##### Data in this exercise #####

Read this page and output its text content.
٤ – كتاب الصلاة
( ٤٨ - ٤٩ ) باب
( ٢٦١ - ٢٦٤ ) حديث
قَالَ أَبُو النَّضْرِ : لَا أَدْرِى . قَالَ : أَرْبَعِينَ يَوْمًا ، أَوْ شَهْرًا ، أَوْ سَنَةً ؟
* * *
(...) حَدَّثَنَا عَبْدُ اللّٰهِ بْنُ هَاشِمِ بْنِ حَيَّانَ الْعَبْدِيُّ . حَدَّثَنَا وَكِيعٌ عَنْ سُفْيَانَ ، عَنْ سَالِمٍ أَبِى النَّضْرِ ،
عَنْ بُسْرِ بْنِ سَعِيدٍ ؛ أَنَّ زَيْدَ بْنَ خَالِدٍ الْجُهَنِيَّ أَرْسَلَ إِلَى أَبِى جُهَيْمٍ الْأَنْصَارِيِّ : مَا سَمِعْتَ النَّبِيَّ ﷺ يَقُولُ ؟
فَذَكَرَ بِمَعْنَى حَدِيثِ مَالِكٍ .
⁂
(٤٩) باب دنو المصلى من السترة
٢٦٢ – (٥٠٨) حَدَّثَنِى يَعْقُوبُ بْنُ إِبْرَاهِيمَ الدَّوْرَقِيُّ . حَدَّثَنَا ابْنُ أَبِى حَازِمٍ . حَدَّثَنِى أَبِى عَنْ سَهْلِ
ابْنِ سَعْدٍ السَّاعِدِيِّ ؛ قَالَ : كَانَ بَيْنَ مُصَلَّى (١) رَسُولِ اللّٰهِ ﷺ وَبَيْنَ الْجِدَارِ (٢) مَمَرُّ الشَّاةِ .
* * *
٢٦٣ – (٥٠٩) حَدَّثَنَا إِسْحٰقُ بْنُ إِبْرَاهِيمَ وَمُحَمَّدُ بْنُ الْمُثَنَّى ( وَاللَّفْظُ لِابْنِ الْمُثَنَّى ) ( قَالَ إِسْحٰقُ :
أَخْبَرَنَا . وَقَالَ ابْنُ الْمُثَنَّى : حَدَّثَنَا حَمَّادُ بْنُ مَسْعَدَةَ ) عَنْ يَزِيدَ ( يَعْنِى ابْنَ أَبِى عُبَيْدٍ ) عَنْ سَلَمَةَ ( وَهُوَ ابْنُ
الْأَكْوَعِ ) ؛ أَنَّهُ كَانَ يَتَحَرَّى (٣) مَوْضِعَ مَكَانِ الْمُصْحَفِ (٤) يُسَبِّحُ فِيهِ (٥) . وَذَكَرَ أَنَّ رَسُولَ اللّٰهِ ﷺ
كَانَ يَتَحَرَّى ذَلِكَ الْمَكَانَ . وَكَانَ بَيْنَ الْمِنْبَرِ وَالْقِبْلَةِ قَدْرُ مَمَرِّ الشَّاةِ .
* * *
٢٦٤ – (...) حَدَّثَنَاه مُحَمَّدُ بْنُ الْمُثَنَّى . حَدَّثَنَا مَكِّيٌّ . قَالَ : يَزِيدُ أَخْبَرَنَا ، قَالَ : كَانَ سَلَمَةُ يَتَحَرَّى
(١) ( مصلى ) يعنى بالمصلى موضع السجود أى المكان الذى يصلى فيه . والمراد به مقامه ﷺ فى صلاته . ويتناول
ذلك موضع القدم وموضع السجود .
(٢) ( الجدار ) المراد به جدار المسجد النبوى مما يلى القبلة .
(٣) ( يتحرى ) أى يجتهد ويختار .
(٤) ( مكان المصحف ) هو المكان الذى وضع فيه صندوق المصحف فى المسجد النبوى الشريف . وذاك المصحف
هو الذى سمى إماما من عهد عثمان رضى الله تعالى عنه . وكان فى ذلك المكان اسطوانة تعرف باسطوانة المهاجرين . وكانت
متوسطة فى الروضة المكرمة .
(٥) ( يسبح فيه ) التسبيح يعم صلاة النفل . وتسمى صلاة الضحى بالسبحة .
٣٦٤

#####

* _Task objective_
Report the number of lines in the entries above that include the string "النبوى". Give nothing but the number.

* _Answer for the task_
2